— START OF Recorded data —
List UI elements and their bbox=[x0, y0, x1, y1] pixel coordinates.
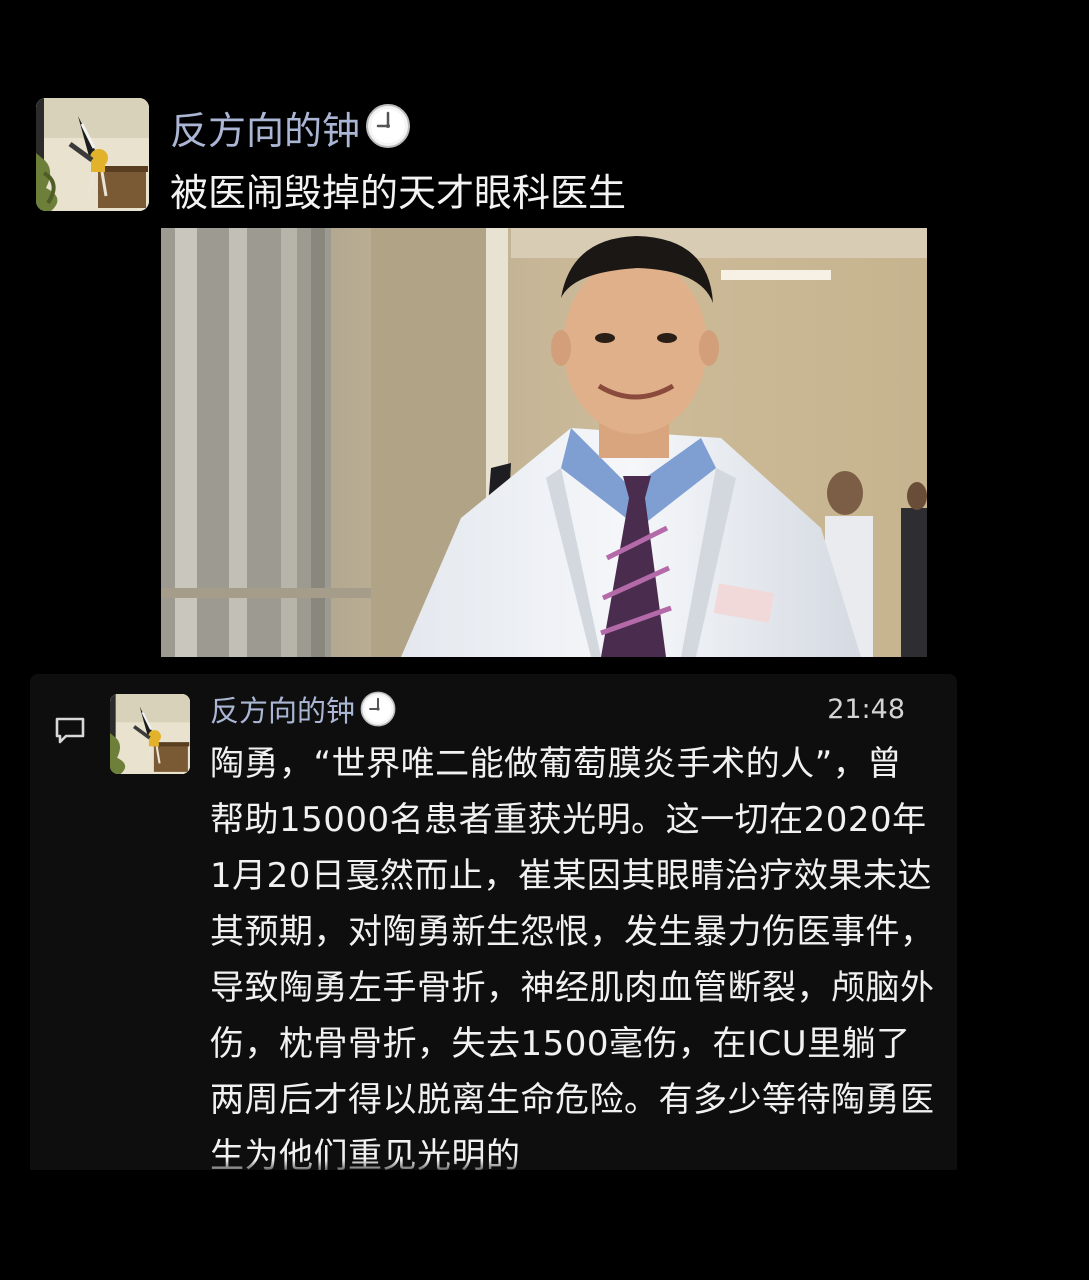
comment-timestamp: 21:48 bbox=[827, 694, 905, 725]
comment-avatar[interactable] bbox=[110, 694, 190, 774]
comment-fade bbox=[30, 1160, 957, 1170]
comment-text: 陶勇，“世界唯二能做葡萄膜炎手术的人”，曾帮助15000名患者重获光明。这一切在… bbox=[210, 744, 935, 1170]
clock-emoji-icon bbox=[360, 691, 396, 727]
comment-author-label: 反方向的钟 bbox=[210, 694, 356, 728]
avatar-image bbox=[36, 98, 149, 211]
doctor-photo-image bbox=[161, 228, 927, 657]
comment-card: 反方向的钟 21:48 陶勇，“世界唯二能做葡萄膜炎手术的人”，曾帮助15000… bbox=[30, 674, 957, 1170]
avatar-image bbox=[110, 694, 190, 774]
comment-author-name[interactable]: 反方向的钟 bbox=[210, 690, 397, 731]
comment-bubble-icon[interactable] bbox=[54, 716, 86, 744]
post-photo[interactable] bbox=[161, 228, 927, 657]
post-title: 被医闹毁掉的天才眼科医生 bbox=[170, 171, 627, 215]
post-author-name[interactable]: 反方向的钟 bbox=[170, 102, 412, 156]
avatar[interactable] bbox=[36, 98, 149, 211]
post-author-label: 反方向的钟 bbox=[170, 109, 361, 153]
clock-emoji-icon bbox=[366, 104, 411, 148]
— END OF Recorded data —
● Exercise prompt:
Please retype each line of the entries above exactly, leaving out the pictures.

● Output of the exercise:
List UI elements and their bbox=[x0, y0, x1, y1] pixel coordinates.
comment-timestamp: 21:48 bbox=[827, 694, 905, 725]
comment-avatar[interactable] bbox=[110, 694, 190, 774]
comment-fade bbox=[30, 1160, 957, 1170]
comment-text: 陶勇，“世界唯二能做葡萄膜炎手术的人”，曾帮助15000名患者重获光明。这一切在… bbox=[210, 744, 935, 1170]
clock-emoji-icon bbox=[360, 691, 396, 727]
comment-author-label: 反方向的钟 bbox=[210, 694, 356, 728]
avatar-image bbox=[36, 98, 149, 211]
doctor-photo-image bbox=[161, 228, 927, 657]
comment-card: 反方向的钟 21:48 陶勇，“世界唯二能做葡萄膜炎手术的人”，曾帮助15000… bbox=[30, 674, 957, 1170]
avatar-image bbox=[110, 694, 190, 774]
comment-author-name[interactable]: 反方向的钟 bbox=[210, 690, 397, 731]
comment-bubble-icon[interactable] bbox=[54, 716, 86, 744]
post-photo[interactable] bbox=[161, 228, 927, 657]
post-title: 被医闹毁掉的天才眼科医生 bbox=[170, 171, 627, 215]
post-author-name[interactable]: 反方向的钟 bbox=[170, 102, 412, 156]
avatar[interactable] bbox=[36, 98, 149, 211]
post-author-label: 反方向的钟 bbox=[170, 109, 361, 153]
clock-emoji-icon bbox=[366, 104, 411, 148]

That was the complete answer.